TEXTO DE LEITURA:
O Census Bureau dos Estados Unidos publicou no mês passado um relatório que afirmava ter encontrado evidências para respaldar as alegações do presidente Donald Trump de que votos de não cidadãos teriam decidido a eleição de 2020 contra ele. A publicação foi rapidamente compartilhada pelo próprio Trump em sua rede social, onde declarou: "EU VENCI A ELEIÇÃO".
Contudo, uma investigação detalhada descobriu falhas significativas tanto nos dados utilizados para compilar o relatório quanto no processo de aprovação anterior à publicação. O documento foi produzido por autores com ligações directas à administração Trump e ao Partido Republicano. Entre eles estão um antigo afiliado do Departamento de Eficiência Governamental, ligado a Elon Musk, e dois pesquisadores do Instituto America First Policy, um think tank de grande influência fundado por veteranos do primeiro governo Trump.
O relatório, intitulado "Votação de Não Cidadãos na Eleição de 2020: Uma Análise Inicial", afirma ter analisado mais de 128 milhões de registos de eleitores da eleição de 2020 e identificado 24 mil pessoas com ligação a registos administrativos indicando estatuto de não cidadão. Os números variam de 4.300 na Califórnia para menos de 15 em Wyoming, quantidade insuficiente para ter afectado o resultado da corrida presidencial.
Especialistas e funcionários do Census Bureau que falaram sob condição de anonimato declararam que os números são extremamente questionáveis e que é muito mais provável que representem erros básicos de análise do que casos reais de votação por não cidadãos. O número de não cidadãos que votam em eleições americanas tem sido repetidamente demonstrado como sendo infinitesimalmente pequeno.
John Abowd, antigo director associado para investigação e metodologia do Census Bureau, classificou o relatório como "nonsense estatístico" e afirmou nas redes sociais que "é extremamente incomum que o Census Bureau publique um relatório de investigação, mesmo com o tamanho de um artigo de blog, sem que os autores sejam explicitamente listados".
Fontes do Census Bureau disseram não saber o que motivou a elaboração do relatório. Os registos analisados mostram que o documento teve origem no Centro de Estudos Económicos, uma divisão do Census Bureau que utiliza dados confidenciais para realizar investigações. Aprovação foi concedida através de voto por correio electrónico em 7 de agosto, um processo tipicamente reservado para publicações com prazos apertados.
Os autores utilizaram uma vasta gama de fontes de dados, incluindo conjuntos de dados comerciais e registos de serviços de imigração. Ex-funcionários do Census Bureau disseram que a amplitude dos dados utilizados, aliada à falta de explicação clara da metodologia empregada para analisá-los, levanta bandeiras vermelhas significativas.
Amy O'Hara, antiga responsável pela unidade de ligação de dados administrativos do Census, afirmou que é muito difícil unir e desduplicar estes ficheiros, especialmente ao longo de um período de anos. A utilização de chaves de identificação protegidas para fazer corresponder pessoas entre inquéritos e registos também suscita preocupações sobre possíveis erros de correspondência.
Danah Boyd, professora da Universidade Cornell que estuda censos, manifestou preocupação de que tudo isto possa minar não apenas a confiança nas eleições, mas também a qualidade e fiabilidade dos produtos e dados que o Census Bureau produz. "Eles estão a publicar com a chancela do Census Bureau para parecer legítimo", declarou. "Mas não há autores listados, não há métodos, não há discussões sobre as limitações dos dados".
O relatório surge como parte de um ataque mais amplo à integridade das eleições americanas por parte da administração Trump, que inclui pressionar o Departamento de Justiça, desmantelar protecções de eleitores e promover teorias conspiratórias sem fundamento sobre votação no país.

O QUE PRODUZIR:
Segundo o texto sobre o relatório do Census Bureau, por que ex-funcionários do órgão consideram que os dados usados pelos autores levantam bandeiras vermelhas significativas? Explique em uma a três frases.

LISTAGEM FORNECIDA:
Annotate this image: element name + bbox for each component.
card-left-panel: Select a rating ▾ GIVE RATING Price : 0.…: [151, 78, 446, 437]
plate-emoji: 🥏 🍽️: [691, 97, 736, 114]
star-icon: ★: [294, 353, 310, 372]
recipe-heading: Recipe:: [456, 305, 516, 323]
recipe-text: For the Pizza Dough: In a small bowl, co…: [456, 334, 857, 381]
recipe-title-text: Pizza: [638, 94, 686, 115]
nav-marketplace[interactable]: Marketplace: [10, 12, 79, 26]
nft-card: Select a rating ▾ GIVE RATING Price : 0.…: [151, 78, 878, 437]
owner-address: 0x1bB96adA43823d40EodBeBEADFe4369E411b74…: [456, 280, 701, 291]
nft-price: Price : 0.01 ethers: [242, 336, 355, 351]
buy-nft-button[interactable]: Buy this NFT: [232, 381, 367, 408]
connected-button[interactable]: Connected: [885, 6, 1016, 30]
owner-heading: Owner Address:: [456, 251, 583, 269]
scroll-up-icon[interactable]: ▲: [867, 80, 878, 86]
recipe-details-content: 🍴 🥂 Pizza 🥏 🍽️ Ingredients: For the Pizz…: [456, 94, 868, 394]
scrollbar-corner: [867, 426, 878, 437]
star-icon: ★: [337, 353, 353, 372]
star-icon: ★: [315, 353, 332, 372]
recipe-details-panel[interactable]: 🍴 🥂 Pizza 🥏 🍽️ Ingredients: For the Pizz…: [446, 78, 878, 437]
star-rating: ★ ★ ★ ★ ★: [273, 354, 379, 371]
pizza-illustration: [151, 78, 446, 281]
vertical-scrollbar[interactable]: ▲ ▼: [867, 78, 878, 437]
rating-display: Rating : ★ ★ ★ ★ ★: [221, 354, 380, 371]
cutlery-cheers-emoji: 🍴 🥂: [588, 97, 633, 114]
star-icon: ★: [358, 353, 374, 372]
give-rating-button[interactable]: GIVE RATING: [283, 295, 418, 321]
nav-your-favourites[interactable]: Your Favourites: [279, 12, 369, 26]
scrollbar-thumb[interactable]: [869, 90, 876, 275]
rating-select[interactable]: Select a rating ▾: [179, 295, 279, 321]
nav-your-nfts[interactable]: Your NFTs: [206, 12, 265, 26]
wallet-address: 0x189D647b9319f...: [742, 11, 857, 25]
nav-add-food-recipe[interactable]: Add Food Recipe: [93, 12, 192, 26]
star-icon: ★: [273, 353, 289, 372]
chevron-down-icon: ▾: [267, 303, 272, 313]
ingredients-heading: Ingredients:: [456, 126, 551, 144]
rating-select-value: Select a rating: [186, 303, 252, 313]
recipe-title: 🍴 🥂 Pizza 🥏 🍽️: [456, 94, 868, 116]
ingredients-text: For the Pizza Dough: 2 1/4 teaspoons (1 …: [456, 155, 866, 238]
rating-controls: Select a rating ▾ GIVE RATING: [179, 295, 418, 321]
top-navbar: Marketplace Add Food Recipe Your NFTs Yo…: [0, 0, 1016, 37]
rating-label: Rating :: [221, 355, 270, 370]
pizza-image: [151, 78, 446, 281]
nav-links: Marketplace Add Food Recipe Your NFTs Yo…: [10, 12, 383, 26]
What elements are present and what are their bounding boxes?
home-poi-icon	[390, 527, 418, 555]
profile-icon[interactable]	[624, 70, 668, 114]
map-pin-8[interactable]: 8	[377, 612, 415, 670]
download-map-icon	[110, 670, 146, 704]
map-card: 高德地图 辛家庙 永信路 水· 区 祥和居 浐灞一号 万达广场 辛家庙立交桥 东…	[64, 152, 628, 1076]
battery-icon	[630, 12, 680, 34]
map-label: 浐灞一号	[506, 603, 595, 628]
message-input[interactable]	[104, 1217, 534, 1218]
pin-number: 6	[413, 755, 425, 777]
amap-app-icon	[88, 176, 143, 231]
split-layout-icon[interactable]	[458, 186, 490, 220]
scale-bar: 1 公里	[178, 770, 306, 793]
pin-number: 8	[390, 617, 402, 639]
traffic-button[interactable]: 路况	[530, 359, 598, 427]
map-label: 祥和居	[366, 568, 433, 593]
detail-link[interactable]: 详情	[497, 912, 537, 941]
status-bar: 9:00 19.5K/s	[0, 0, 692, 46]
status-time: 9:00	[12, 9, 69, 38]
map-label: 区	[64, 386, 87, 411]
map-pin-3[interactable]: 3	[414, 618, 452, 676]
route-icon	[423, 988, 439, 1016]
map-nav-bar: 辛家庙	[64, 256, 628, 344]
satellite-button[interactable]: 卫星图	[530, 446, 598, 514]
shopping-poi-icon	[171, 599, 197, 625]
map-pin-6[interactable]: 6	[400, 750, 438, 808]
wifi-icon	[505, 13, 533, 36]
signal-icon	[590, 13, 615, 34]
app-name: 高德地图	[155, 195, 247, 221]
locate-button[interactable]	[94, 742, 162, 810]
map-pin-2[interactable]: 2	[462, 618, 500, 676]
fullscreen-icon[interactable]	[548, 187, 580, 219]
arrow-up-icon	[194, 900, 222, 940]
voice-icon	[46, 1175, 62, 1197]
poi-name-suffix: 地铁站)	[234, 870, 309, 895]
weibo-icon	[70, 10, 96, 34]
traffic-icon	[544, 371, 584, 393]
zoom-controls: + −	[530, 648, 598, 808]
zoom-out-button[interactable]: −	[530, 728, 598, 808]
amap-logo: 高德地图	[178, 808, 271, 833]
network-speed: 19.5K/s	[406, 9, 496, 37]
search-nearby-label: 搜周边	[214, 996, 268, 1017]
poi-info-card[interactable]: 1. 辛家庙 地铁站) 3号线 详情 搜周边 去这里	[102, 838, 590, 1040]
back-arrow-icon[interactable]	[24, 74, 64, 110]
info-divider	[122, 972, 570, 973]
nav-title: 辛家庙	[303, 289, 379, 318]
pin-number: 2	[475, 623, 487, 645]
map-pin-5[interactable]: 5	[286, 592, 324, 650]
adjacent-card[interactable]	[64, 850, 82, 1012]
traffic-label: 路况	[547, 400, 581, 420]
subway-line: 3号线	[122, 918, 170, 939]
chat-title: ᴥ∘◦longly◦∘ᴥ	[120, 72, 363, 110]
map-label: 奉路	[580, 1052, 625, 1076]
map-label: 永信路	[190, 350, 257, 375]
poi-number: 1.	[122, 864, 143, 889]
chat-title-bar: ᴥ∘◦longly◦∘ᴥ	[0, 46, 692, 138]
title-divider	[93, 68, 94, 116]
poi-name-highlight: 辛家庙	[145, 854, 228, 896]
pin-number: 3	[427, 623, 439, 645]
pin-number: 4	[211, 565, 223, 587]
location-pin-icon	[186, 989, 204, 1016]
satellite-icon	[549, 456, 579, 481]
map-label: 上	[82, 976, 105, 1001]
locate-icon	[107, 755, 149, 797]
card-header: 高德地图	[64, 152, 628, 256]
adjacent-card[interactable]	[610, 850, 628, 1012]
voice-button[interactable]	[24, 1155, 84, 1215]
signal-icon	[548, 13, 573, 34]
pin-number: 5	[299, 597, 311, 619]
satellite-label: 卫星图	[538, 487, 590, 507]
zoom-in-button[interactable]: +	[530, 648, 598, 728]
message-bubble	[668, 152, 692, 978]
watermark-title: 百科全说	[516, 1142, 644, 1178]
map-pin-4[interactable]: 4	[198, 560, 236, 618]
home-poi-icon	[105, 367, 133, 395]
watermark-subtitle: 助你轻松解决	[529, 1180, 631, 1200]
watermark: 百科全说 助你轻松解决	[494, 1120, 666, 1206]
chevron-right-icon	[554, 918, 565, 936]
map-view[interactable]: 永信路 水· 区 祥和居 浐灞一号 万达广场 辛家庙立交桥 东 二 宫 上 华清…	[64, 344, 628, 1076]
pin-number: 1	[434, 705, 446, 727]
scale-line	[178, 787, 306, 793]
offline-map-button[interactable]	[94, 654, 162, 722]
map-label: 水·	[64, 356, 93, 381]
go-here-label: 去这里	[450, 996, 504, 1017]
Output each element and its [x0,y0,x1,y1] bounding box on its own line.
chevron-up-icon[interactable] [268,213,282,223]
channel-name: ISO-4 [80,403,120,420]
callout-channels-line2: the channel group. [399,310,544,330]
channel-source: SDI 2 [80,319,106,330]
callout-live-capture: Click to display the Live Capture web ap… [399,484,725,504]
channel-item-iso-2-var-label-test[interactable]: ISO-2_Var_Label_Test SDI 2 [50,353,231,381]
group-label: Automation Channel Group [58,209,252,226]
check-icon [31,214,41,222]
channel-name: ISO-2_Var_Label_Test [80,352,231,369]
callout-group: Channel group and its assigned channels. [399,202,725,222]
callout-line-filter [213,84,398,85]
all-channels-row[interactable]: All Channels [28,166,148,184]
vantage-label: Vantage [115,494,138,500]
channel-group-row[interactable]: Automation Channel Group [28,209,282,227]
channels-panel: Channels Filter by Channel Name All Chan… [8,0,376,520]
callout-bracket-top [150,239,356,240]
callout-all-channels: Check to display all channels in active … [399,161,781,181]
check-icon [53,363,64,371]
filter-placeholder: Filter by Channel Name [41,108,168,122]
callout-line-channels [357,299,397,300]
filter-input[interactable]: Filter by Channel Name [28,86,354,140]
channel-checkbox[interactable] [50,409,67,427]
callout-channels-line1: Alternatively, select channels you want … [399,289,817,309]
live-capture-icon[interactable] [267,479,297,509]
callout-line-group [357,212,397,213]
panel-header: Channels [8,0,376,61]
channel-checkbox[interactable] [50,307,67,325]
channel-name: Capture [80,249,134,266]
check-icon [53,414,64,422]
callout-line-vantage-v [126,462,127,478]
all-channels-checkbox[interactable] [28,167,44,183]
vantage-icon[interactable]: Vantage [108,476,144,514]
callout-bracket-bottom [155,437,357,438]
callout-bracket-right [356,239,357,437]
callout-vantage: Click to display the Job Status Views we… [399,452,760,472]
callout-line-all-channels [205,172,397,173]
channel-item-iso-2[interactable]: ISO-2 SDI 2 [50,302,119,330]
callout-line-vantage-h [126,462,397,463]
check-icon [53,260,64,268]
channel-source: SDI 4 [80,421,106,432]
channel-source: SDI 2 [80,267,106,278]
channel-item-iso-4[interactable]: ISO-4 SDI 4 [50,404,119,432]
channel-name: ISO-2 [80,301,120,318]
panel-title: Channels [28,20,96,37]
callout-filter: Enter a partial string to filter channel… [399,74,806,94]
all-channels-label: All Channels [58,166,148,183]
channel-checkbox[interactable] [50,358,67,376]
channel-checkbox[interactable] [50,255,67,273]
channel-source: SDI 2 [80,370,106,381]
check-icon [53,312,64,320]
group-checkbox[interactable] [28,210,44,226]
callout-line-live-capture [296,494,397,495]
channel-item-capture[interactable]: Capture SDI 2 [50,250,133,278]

RESPOSTA ESPERADA:
A amplitude dos dados utilizados, que incluíam conjuntos de dados comerciais e registos de serviços de imigração, levanta essas bandeiras vermelhas. Isso se soma à falta de uma explicação clara da metodologia empregada para analisá-los.